RECORDS PROVIDED.
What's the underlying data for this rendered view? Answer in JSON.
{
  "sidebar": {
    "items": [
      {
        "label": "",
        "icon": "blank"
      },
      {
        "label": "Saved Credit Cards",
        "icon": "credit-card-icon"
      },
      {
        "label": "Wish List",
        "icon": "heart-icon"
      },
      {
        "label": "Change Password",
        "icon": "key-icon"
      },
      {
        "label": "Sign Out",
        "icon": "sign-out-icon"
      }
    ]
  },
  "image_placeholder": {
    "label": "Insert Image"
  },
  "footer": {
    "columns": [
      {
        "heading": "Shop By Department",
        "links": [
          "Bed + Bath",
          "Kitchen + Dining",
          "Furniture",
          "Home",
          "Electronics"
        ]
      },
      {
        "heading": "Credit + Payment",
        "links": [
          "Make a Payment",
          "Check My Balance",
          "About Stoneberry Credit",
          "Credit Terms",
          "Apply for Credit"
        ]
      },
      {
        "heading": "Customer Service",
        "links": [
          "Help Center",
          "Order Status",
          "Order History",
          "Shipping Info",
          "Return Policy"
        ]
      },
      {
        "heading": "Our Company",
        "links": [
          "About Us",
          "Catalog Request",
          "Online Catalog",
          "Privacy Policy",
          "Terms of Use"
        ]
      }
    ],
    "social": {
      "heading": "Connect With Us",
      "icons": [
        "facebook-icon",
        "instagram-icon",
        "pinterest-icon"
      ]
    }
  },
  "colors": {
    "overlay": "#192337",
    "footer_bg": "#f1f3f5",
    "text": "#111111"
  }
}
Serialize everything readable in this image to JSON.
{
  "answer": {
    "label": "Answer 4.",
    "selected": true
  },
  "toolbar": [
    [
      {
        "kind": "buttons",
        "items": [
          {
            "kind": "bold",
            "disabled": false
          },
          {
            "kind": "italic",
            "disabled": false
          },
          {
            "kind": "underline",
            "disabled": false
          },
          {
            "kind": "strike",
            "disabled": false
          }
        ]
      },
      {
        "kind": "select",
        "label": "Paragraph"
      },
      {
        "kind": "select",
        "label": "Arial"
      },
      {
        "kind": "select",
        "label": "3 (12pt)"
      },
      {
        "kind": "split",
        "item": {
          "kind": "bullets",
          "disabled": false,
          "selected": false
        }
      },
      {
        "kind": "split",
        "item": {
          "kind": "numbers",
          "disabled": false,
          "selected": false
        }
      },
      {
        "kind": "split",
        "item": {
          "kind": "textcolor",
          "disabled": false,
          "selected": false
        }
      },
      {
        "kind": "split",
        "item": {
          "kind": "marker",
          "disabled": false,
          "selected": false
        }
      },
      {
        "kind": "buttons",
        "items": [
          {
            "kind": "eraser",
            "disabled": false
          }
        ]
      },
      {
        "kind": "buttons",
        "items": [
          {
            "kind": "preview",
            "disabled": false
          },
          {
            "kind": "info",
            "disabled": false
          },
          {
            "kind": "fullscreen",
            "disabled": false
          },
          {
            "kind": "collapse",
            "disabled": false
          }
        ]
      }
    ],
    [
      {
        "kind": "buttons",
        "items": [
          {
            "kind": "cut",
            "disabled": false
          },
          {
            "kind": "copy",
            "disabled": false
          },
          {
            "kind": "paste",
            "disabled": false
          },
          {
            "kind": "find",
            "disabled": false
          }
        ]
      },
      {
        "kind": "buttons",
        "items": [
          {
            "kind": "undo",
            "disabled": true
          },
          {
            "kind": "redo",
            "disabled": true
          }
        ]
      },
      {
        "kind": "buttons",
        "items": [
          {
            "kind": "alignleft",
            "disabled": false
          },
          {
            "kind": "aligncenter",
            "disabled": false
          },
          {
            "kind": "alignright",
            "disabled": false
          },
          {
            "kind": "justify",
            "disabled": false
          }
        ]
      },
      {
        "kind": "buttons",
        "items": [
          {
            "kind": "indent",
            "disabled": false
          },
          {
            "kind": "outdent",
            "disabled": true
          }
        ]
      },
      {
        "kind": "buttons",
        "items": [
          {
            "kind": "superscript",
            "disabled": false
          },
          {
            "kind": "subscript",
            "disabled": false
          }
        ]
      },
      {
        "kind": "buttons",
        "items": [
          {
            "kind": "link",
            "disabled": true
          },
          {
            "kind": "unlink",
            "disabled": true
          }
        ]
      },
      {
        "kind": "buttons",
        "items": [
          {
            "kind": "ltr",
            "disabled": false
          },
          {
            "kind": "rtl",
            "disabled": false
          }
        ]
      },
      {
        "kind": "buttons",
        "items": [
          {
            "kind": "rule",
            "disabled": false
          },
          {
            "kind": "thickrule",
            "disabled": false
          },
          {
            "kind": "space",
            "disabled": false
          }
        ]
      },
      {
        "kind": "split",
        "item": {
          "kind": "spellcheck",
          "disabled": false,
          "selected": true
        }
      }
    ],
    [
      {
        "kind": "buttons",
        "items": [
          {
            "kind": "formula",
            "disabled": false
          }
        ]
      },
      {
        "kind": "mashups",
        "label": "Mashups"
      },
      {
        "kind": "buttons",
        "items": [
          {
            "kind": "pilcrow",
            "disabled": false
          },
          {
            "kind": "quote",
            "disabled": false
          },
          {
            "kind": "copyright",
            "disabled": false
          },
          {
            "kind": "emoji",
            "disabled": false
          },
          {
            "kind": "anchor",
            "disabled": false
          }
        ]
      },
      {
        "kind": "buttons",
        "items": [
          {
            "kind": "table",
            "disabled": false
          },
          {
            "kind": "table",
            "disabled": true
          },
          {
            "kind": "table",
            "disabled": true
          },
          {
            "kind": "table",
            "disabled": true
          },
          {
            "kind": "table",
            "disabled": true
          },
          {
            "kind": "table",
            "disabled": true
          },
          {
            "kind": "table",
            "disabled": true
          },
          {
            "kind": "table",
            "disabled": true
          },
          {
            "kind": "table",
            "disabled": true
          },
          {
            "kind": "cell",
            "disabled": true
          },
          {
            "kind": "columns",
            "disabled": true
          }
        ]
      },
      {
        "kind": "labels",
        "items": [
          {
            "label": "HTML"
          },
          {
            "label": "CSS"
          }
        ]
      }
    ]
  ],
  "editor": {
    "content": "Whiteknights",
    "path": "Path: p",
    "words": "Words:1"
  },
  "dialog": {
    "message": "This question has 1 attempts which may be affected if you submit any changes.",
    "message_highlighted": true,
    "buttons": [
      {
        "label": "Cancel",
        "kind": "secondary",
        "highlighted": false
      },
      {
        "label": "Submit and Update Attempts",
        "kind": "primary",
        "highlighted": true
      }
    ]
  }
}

GIVEN INSTRUCTION. Report the number of lines holding the string "JSON", without any other words.

ANSWER FOR THIS EXERCISE. 2